_Selected extract_

A club has 256 members of whom 144 can play football, 123 can play tennis, and 132 can play cricket. Moreover, 58 members can play both football and tennis, 25 can play both cricket and tennis, while 63 can play both football and cricket. If every member can play at least one game, then the number of members who can play only tennis is

Detailed Solution for Test: Venn Diagrams- 3 - Question 1

Assume the number of members who can play exactly 1 game = I

The number of members who can play exactly 1 game = II

The number of members who can play exactly 1 game = III

I + 2II + 3III = 144 + 123 + 132 = 399….(1)

I + II + III = 256……(2)

⇒ II + 2III = 143…..(3)

Also, II + 3III = 58 + 25 + 63 = 146 ……(4)

⇒ III = 3 (From 3 and 4)

⇒ II =137

⇒ I = 116

The members who play only tennis = 123 - 58 - 25 + 3 = 43

Test: Venn Diagrams- 3 - Question 2

Students in a college have to choose at least two subjects from chemistry, mathematics and physics. The number of students choosing all three subjects is 18, choosing mathematics as one of their subjects is 23 and choosing physics as one of their subjects is 25. The smallest possible number of students who could choose chemistry as one of their subjects is

Detailed Solution for Test: Venn Diagrams- 3 - Question 2

Now 23 students choose maths as one of their subject.

_Data lines_
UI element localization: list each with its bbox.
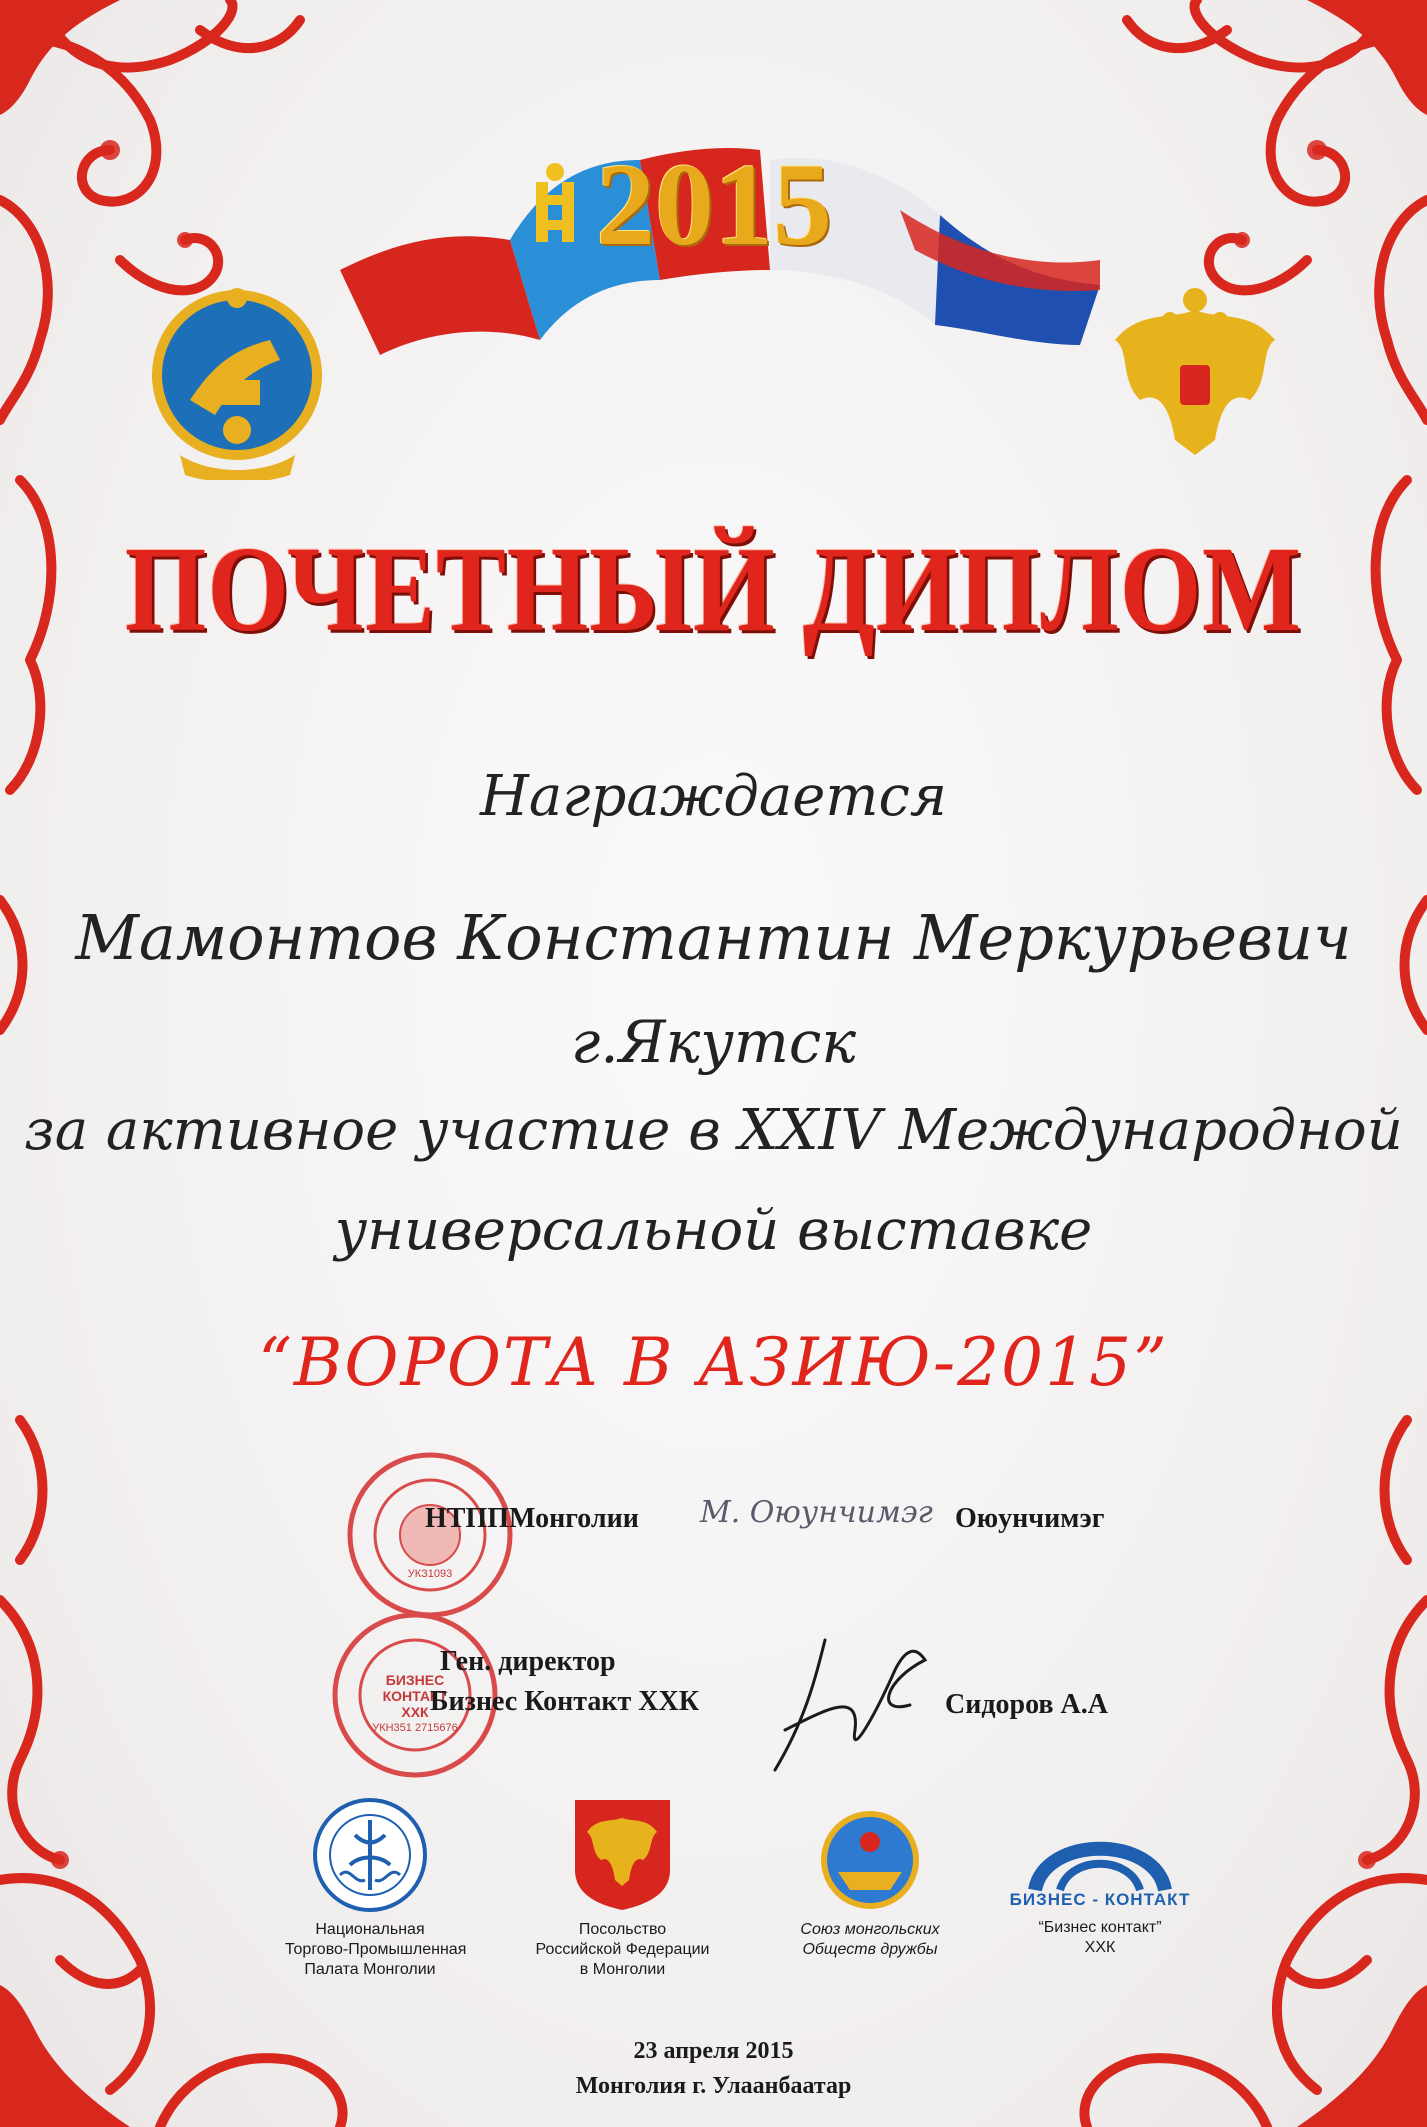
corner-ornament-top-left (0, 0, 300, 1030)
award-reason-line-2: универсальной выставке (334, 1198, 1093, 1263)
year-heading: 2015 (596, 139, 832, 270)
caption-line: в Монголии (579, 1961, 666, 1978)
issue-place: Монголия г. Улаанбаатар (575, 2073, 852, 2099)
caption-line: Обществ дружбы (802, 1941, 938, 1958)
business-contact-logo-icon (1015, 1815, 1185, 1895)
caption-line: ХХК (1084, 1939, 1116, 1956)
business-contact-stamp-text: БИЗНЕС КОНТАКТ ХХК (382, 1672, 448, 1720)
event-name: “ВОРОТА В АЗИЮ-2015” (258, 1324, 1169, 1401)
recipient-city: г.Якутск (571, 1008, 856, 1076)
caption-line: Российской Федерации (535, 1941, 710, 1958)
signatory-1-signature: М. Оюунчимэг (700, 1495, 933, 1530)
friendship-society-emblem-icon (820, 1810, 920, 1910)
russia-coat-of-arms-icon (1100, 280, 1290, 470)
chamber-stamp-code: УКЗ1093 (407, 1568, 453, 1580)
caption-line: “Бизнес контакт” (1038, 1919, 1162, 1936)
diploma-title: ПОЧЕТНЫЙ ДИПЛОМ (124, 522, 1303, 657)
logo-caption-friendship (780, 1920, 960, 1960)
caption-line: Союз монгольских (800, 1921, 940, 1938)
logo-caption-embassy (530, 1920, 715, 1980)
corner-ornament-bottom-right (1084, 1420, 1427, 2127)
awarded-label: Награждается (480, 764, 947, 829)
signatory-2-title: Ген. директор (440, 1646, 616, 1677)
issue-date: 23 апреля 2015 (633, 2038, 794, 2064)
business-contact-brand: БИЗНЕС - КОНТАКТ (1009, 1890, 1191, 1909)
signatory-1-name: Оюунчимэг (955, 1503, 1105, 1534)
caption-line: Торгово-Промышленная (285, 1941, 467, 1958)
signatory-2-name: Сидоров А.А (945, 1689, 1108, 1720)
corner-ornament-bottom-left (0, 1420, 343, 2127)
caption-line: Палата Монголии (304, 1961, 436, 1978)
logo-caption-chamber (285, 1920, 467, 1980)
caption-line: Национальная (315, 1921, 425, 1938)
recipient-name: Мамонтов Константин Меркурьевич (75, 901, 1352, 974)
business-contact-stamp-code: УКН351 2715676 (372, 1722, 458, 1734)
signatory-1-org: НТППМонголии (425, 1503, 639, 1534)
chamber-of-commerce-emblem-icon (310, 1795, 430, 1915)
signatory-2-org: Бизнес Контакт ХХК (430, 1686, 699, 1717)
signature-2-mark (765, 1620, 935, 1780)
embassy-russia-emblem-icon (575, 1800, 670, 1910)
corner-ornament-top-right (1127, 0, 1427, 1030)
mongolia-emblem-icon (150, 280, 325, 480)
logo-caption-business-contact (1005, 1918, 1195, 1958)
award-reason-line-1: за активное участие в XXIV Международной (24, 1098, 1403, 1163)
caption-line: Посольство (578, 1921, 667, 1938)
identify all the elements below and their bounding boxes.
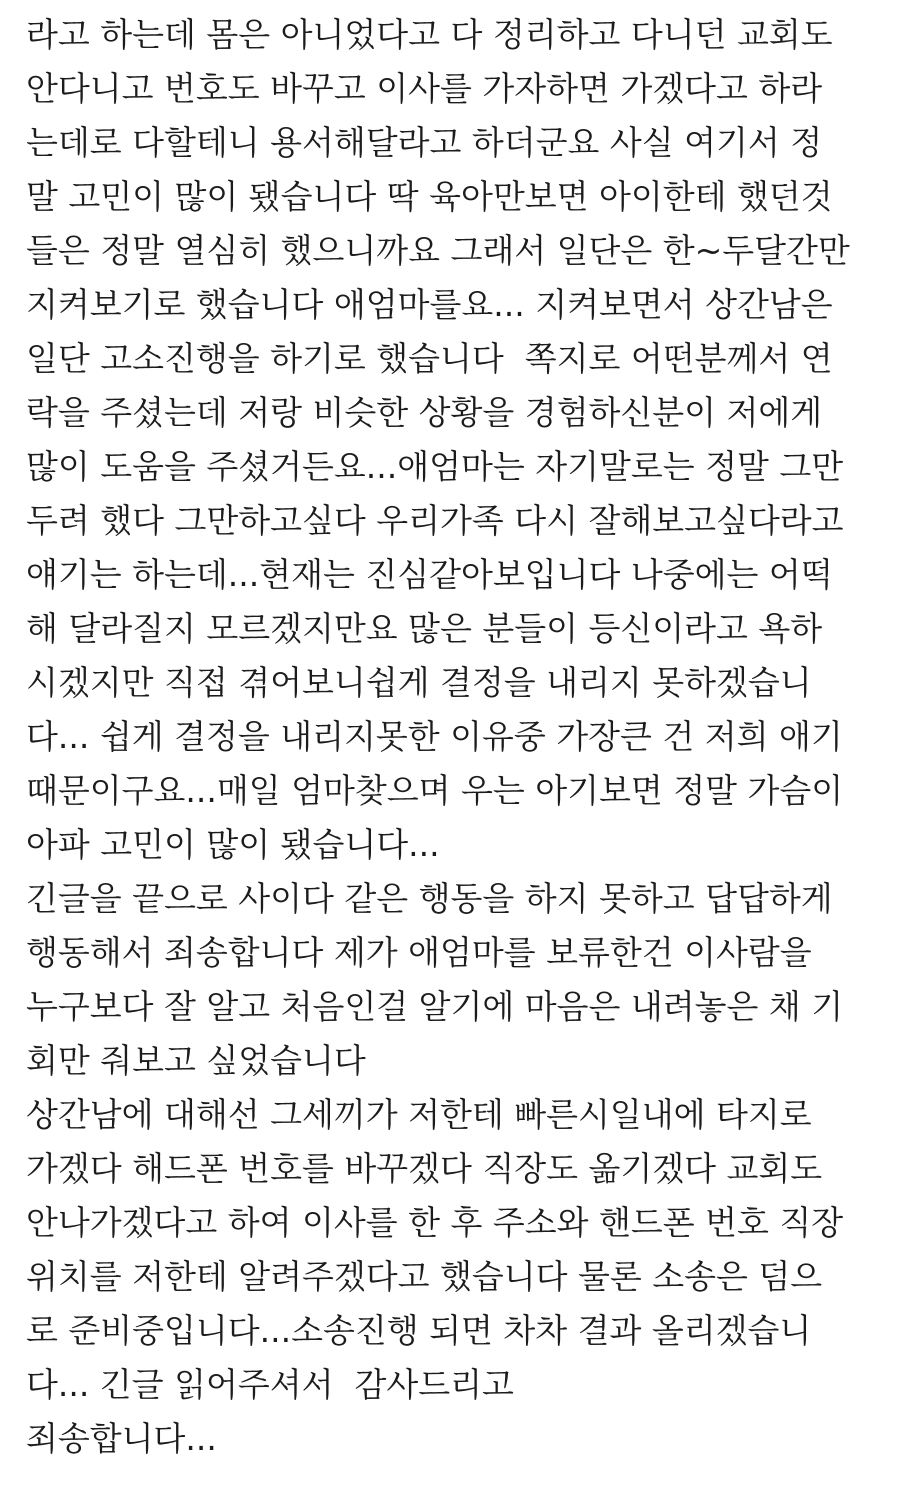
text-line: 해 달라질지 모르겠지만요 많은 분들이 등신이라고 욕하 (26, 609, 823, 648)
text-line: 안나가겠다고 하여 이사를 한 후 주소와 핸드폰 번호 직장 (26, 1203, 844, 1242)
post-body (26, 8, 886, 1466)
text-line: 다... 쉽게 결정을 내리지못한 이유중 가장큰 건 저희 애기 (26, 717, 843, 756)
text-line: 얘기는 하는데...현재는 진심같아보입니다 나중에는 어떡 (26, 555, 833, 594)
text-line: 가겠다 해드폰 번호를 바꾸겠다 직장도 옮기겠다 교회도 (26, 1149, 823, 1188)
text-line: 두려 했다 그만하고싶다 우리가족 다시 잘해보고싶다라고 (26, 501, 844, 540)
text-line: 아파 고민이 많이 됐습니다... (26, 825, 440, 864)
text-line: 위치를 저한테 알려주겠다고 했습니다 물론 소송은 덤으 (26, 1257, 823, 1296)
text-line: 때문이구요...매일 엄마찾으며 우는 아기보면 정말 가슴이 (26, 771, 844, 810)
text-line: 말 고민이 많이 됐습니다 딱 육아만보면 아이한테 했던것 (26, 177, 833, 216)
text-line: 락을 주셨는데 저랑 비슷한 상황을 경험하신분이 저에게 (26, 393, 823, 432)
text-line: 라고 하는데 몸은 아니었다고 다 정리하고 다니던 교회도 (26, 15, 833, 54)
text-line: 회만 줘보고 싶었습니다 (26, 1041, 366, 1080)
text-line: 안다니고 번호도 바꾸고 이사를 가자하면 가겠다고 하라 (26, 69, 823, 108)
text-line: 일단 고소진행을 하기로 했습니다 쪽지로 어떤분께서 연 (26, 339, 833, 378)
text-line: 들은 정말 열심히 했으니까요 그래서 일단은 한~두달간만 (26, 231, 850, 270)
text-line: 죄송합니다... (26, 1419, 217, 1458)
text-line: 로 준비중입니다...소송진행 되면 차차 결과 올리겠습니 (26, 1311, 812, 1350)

_What to work on_
A) Repeat the part of the Venn diagram solutions that runs from "Detailed Solution for Test: Venn Diagrams- 3 - Question 1" up to and including "2III = 143…..(3)".
B) In the Venn diagram solutions, how many club members can play only tennis?
C) Translate this sentence from the Venn diagram solutions into Spanish: "Students in a college have to choose at least two subjects from chemistry, mathematics and physics."
The listing has no role in this work.

_Answers given_
A)
Detailed Solution for Test: Venn Diagrams- 3 - Question 1

Assume the number of members who can play exactly 1 game = I

The number of members who can play exactly 1 game = II

The number of members who can play exactly 1 game = III

I + 2II + 3III = 144 + 123 + 132 = 399….(1)

I + II + III = 256……(2)

⇒ II + 2III = 143…..(3)

B) 43

C) Los estudiantes de una universidad tienen que elegir al menos dos asignaturas entre química, matemáticas y física.